::: Pasaje dado

« Preparad el camino del Señor »



El evangelista del Ciclo B, san Marcos, coloca esta expresión casi como dintel de su Evangelio (Mc 1,3), pero no hace con ella sino transcribir la predicación del Bautista. Son palabras que san Juan Bautista pronunció en el desierto, aunque avanzadas muchos siglos antes por el profeta Isaías (Is 40,3). Estamos, pues, ante la «Buena Nueva», que es lo que la palabra griega «Evangelio» significa. La cual Buena Nueva es la venida del Reino de Dios, primero predicada y luego poco a poco escrita en nuestros cuatro evangelios canónicos. El sustantivo, que no aparece una sola vez en Lucas, cobra siempre en san Marcos (y san Mateo 26,13) el valor de un término técnico, empleado categóricamente, que rinde mejor por «Evangelio». En otros pasajes de san Mateo, y siempre en san Lucas, que solamente emplea el verbo derivado (cf. Lc 1,19) parece preferible la traducción (anunciar la) «Buena Nueva». La sagrada Liturgia adapta esta lectura a la primera venida del Hijo de Dios en Belén.

Lo explica con detenimiento san Agustín en uno de sus sermones: «A la orilla del Jordán, en efecto –dice--, comenzó el magisterio de Cristo; allí se recomendó ya el futuro bautismo cristiano, puesto que se recibía un bautismo previo que preparaba el camino. Decía: “Preparad el camino al Señor, enderezad sus senderos” (Mt 3, 3; cf. Mc 1,3). El Señor quiso ser bautizado por su siervo para mostrar lo que reciben quienes son bautizados por el Señor […] Este profeta, mejor, este que es más que profeta, mereció ser preanunciado por otro profeta. De él, en efecto, dijo Isaías en el texto que hoy se nos ha leído: Voz que clama en el desierto: “Preparad el camino al Señor y enderezad sus senderos…” (Is 40,3s). Preste atención vuestra caridad. Habiendo preguntado a Juan quién era él, si el Cristo, o Elías, o algún otro profeta […] dijo que él era la voz. Observa que Juan es la voz. ¿Qué es Cristo sino la Palabra? Primero se envía la voz para que luego se pueda entender la Palabra» (Sermón 288, 2).

::::::
::: Datos proporcionados

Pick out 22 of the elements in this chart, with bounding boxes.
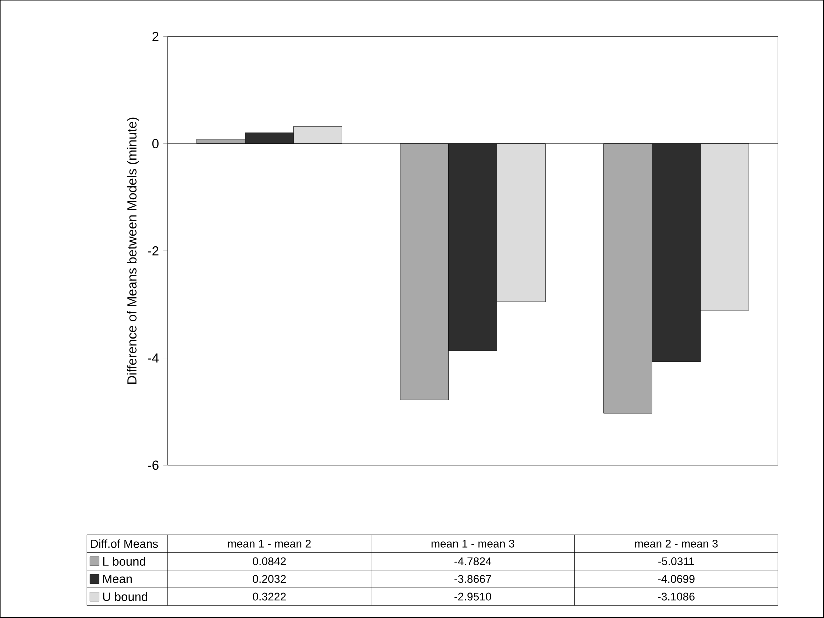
y-tick-label: -4 bbox=[148, 354, 159, 363]
data-label: 0.3222 bbox=[253, 592, 286, 601]
y-tick-label: 0 bbox=[152, 139, 159, 148]
legend-label: U bound bbox=[103, 592, 148, 602]
data-label: -3.8667 bbox=[454, 575, 492, 584]
data-label: 0.0842 bbox=[253, 558, 286, 566]
x-tick-label: mean 1 - mean 2 bbox=[228, 540, 311, 548]
legend-label: L bound bbox=[104, 557, 146, 566]
data-label: -2.9510 bbox=[454, 592, 492, 601]
data-label: -4.0699 bbox=[658, 575, 695, 584]
data-label: -3.1086 bbox=[658, 592, 695, 601]
y-tick-label: -6 bbox=[148, 460, 159, 470]
y-axis-title: Difference of Means between Models (minute) bbox=[127, 118, 140, 384]
data-label: -5.0311 bbox=[658, 558, 694, 566]
y-tick-label: 2 bbox=[152, 32, 159, 42]
data-label: -4.7824 bbox=[454, 558, 492, 566]
x-tick-label: mean 2 - mean 3 bbox=[635, 540, 718, 548]
legend-title: Diff.of Means bbox=[91, 540, 158, 548]
y-tick-label: -2 bbox=[148, 246, 159, 256]
legend-label: Mean bbox=[104, 574, 132, 584]
data-label: 0.2032 bbox=[253, 575, 286, 584]
x-tick-label: mean 1 - mean 3 bbox=[432, 540, 514, 548]
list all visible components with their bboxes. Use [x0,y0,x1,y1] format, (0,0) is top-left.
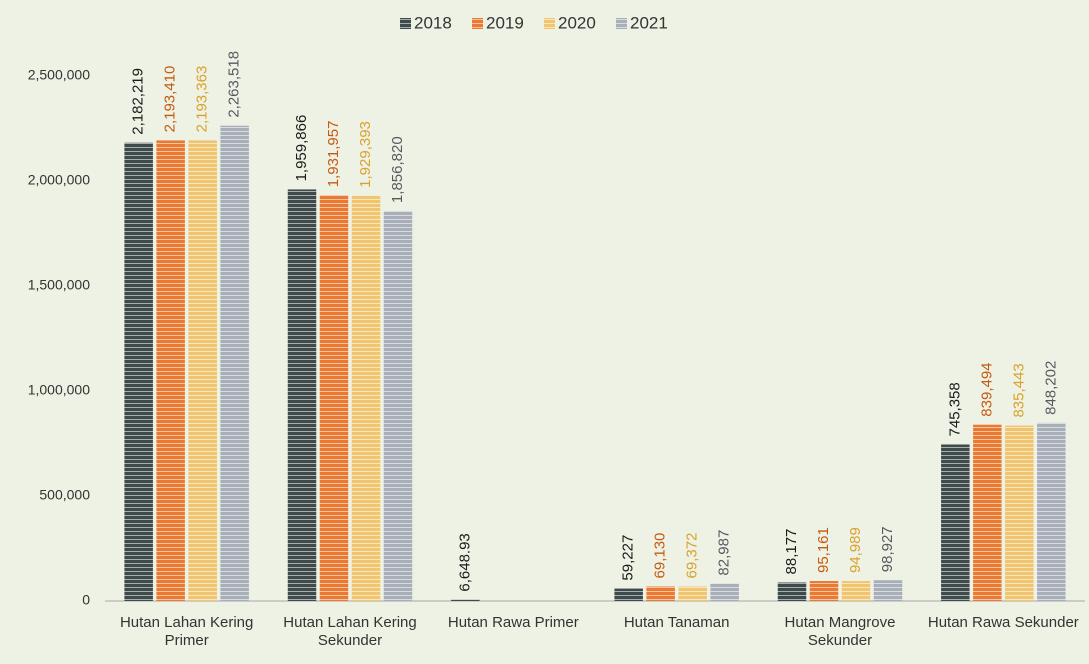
bar [383,211,413,601]
data-label: 835,443 [1010,363,1027,417]
x-tick-label: Hutan Tanaman [623,614,730,631]
data-label: 98,927 [879,526,896,572]
legend-label: 2020 [558,13,596,32]
bar [614,588,643,601]
y-tick-label: 2,000,000 [28,172,90,188]
data-label: 1,929,393 [357,121,374,188]
bar [777,582,807,601]
y-tick-label: 0 [82,592,90,608]
bar [287,189,317,601]
legend-label: 2019 [486,13,524,32]
data-label: 6,648.93 [456,533,473,591]
x-tick-label: Hutan Mangrove Sekunder [784,614,896,649]
y-tick-label: 1,500,000 [28,277,90,293]
data-label: 839,494 [978,362,995,416]
data-label: 1,856,820 [389,136,406,203]
bar [451,599,480,601]
legend-label: 2021 [630,13,668,32]
bar [351,195,381,602]
legend-swatch [544,18,555,29]
bar [1037,422,1066,601]
data-label: 1,959,866 [293,115,310,182]
legend-swatch [616,18,627,29]
legend-swatch [472,18,483,29]
x-tick-label: Hutan Rawa Primer [447,614,579,631]
data-label: 2,193,410 [162,66,179,133]
bar [156,140,185,601]
data-label: 88,177 [783,529,800,575]
data-label: 848,202 [1042,361,1059,415]
bar [973,424,1002,601]
bar [319,195,349,601]
bar [124,142,153,601]
bar [873,580,903,601]
data-label: 69,372 [684,533,701,579]
data-label: 2,193,363 [194,66,211,133]
bar [841,581,871,601]
data-label: 82,987 [716,530,733,576]
bar [188,140,217,601]
y-tick-label: 1,000,000 [28,382,90,398]
data-label: 69,130 [652,533,669,579]
bar [941,444,970,601]
bar [1005,425,1034,601]
bar [809,581,839,601]
legend-swatch [400,18,411,29]
data-label: 1,931,957 [325,121,342,188]
y-tick-label: 500,000 [39,487,90,503]
x-tick-label: Hutan Lahan Kering Sekunder [283,614,417,649]
bar [646,586,675,601]
data-label: 745,358 [946,382,963,436]
bar [710,583,739,601]
legend-label: 2018 [414,13,452,32]
bar [678,586,707,601]
data-label: 2,182,219 [130,68,147,135]
x-tick-label: Hutan Lahan Kering Primer [119,614,254,649]
data-label: 94,989 [847,527,864,573]
bar [220,125,249,601]
data-label: 2,263,518 [226,51,243,118]
data-label: 95,161 [815,527,832,573]
y-tick-label: 2,500,000 [28,67,90,83]
data-label: 59,227 [620,535,637,581]
x-tick-label: Hutan Rawa Sekunder [927,614,1079,631]
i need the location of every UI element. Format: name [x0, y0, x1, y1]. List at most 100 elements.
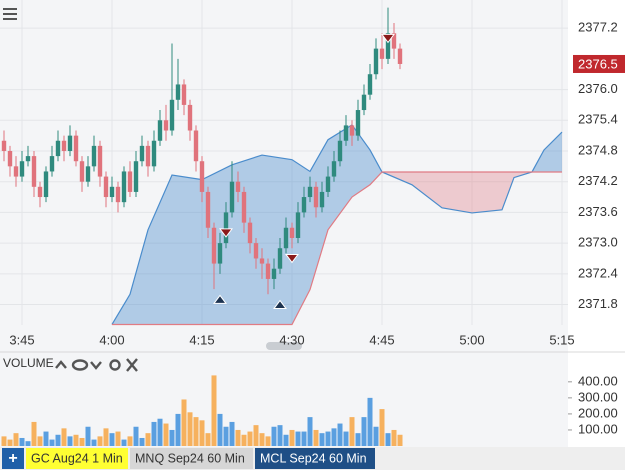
volume-bar [235, 429, 241, 446]
candle-body [247, 222, 253, 244]
volume-bar [37, 436, 43, 446]
cloud-fill [442, 171, 472, 213]
candle-body [1, 140, 7, 151]
y-tick-label: 2376.0 [578, 81, 618, 96]
pane-resize-handle[interactable] [266, 342, 302, 350]
candle-body [103, 176, 109, 198]
volume-bar [301, 431, 307, 446]
candle-body [157, 120, 163, 141]
move-down-icon[interactable] [90, 361, 102, 370]
candle-body [325, 176, 331, 192]
candle-body [61, 140, 67, 151]
cloud-fill [262, 155, 292, 325]
candle-body [217, 243, 223, 264]
candle-body [121, 171, 127, 203]
candle-body [373, 48, 379, 75]
volume-bar [181, 399, 187, 446]
y-tick-label: 2371.8 [578, 296, 618, 311]
volume-bar [7, 439, 13, 446]
candle-body [391, 33, 397, 49]
candle-body [169, 99, 175, 131]
close-icon[interactable] [126, 358, 138, 372]
volume-bar [133, 426, 139, 446]
volume-bar [187, 412, 193, 446]
candle-body [31, 156, 37, 187]
candle-body [355, 110, 361, 136]
plot: 2371.8 2372.4 2373.0 2373.6 2374.2 2374.8 2375… [0, 0, 618, 347]
candle-body [265, 263, 271, 279]
y-tick-label: 2375.4 [578, 112, 618, 127]
candle-body [55, 140, 61, 157]
volume-bar [25, 441, 31, 446]
volume-bar [1, 436, 7, 446]
volume-bar [139, 437, 145, 446]
volume-bar [283, 434, 289, 446]
candle-body [49, 156, 55, 172]
candle-body [379, 48, 385, 59]
cloud-fill [232, 155, 262, 325]
tab-label[interactable]: MCL Sep24 60 Min [260, 451, 367, 465]
candle-body [19, 161, 25, 177]
volume-bar [205, 433, 211, 446]
volume-bar [349, 417, 355, 446]
volume-bar [13, 433, 19, 446]
volume-bar [289, 429, 295, 446]
tab[interactable] [130, 448, 253, 469]
cloud-fill [472, 171, 502, 213]
candle-body [79, 161, 85, 182]
volume-bar [157, 418, 163, 446]
candle-body [67, 135, 73, 151]
y-tick-label: 2374.2 [578, 173, 618, 188]
menu-icon[interactable] [3, 8, 17, 20]
volume-bar [307, 417, 313, 446]
tab[interactable] [255, 448, 375, 469]
add-button[interactable] [2, 448, 24, 469]
volume-bar [367, 397, 373, 446]
add-button-label[interactable]: + [8, 450, 17, 467]
volume-bar [211, 375, 217, 446]
volume-bar [115, 431, 121, 446]
candle-body [97, 145, 103, 177]
volume-bar [319, 433, 325, 446]
volume-bar [85, 426, 91, 446]
candle-body [127, 171, 133, 192]
move-up-icon[interactable] [55, 360, 67, 369]
cloud-fill [310, 139, 328, 290]
candle-body [175, 84, 181, 100]
tab[interactable] [26, 448, 128, 469]
volume-bar [169, 429, 175, 446]
volume-bar [379, 409, 385, 446]
candle-body [331, 161, 337, 177]
candle-body [199, 161, 205, 192]
volume-bar [121, 439, 127, 446]
volume-tools [55, 358, 138, 372]
cloud-fill [370, 149, 382, 185]
volume-tick-label: 400.00 [578, 373, 618, 388]
signal-marker [213, 294, 227, 304]
volume-bar [151, 421, 157, 446]
volume-bar [229, 421, 235, 446]
signal-marker [273, 299, 287, 310]
volume-bar [397, 434, 403, 446]
candle-body [211, 227, 217, 264]
visibility-icon[interactable] [71, 359, 89, 371]
candle-body [43, 171, 49, 198]
tab-label[interactable]: GC Aug24 1 Min [31, 451, 123, 465]
volume-bar [163, 423, 169, 446]
candle-body [343, 125, 349, 141]
volume-bar [259, 433, 265, 446]
candle-body [271, 268, 277, 279]
candle-body [229, 181, 235, 213]
settings-icon[interactable] [109, 359, 121, 371]
volume-tick-label: 100.00 [578, 421, 618, 436]
volume-bar [91, 439, 97, 446]
axis-background [568, 0, 625, 447]
tab-label[interactable]: MNQ Sep24 60 Min [135, 451, 245, 465]
volume-bar [247, 431, 253, 446]
signal-marker [381, 33, 395, 44]
candle-body [181, 84, 187, 105]
candle-body [163, 120, 169, 131]
candle-body [115, 186, 121, 203]
candle-body [193, 130, 199, 162]
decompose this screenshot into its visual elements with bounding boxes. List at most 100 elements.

::::::

Tarea asignada A: Indica si cada afirmación coincide con el pasaje sobre la expresión «Preparad el camino del Señor». Responde sí o no y cita las palabras del pasaje que lo deciden: (i) San Marcos transcribe con esa expresión la predicación del Bautista; (ii) el sustantivo «Evangelio» aparece varias veces en Lucas; (iii) según el sermón de san Agustín, Juan dijo que él era la voz.
Tarea asignada B: Según el pasaje, ¿qué significa la palabra griega «Evangelio»?
Los datos proceden de una fuente distinta.

Respuesta completa A:
(i) Sí: «no hace con ella sino transcribir la predicación del Bautista».
(ii) No: «El sustantivo, que no aparece una sola vez en Lucas».
(iii) Sí: «dijo que él era la voz».

Respuesta completa B: Significa «Buena Nueva».